▸ What you will do:
State the number of lines in the material below that have "fått" in them, without any other text.

▸ Supplied data:
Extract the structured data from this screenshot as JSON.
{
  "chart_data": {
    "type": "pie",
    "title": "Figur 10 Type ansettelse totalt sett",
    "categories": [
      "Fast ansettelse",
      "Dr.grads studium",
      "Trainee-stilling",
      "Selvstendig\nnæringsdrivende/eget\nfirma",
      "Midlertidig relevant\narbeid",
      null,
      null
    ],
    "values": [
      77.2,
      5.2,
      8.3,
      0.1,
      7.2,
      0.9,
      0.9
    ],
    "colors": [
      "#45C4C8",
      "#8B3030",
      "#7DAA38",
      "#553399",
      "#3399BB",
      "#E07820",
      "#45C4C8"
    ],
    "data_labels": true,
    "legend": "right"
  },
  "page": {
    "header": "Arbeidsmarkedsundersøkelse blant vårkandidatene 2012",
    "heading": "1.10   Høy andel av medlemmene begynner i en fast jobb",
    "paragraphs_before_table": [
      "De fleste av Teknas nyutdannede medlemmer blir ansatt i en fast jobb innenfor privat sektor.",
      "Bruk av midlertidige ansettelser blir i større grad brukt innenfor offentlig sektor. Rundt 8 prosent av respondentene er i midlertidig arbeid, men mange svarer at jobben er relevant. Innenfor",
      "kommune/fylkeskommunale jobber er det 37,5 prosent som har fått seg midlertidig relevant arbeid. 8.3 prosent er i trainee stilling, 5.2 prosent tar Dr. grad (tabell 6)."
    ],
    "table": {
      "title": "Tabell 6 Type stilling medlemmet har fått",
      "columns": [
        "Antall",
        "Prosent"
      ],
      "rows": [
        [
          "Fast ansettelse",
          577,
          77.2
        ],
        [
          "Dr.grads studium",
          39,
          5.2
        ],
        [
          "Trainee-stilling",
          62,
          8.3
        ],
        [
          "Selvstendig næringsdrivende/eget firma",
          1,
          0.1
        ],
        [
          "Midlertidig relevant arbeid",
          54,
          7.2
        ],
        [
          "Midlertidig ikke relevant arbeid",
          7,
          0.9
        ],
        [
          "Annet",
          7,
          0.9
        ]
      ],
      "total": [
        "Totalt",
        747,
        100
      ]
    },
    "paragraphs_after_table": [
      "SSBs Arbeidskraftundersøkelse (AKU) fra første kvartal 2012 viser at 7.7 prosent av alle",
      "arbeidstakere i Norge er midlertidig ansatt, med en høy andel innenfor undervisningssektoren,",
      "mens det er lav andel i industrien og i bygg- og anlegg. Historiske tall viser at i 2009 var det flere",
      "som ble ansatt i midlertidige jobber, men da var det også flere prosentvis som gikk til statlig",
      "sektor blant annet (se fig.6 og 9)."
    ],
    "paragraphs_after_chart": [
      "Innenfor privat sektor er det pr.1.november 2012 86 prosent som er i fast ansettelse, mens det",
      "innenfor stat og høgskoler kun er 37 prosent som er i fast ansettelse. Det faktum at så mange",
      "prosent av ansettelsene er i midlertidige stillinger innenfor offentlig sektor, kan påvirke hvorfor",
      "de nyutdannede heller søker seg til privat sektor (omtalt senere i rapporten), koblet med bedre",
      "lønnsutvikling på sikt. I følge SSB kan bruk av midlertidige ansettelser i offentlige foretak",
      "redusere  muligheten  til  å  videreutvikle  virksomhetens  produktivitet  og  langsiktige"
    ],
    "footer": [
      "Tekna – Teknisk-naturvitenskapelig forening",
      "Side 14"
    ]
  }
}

▸ The answer:
2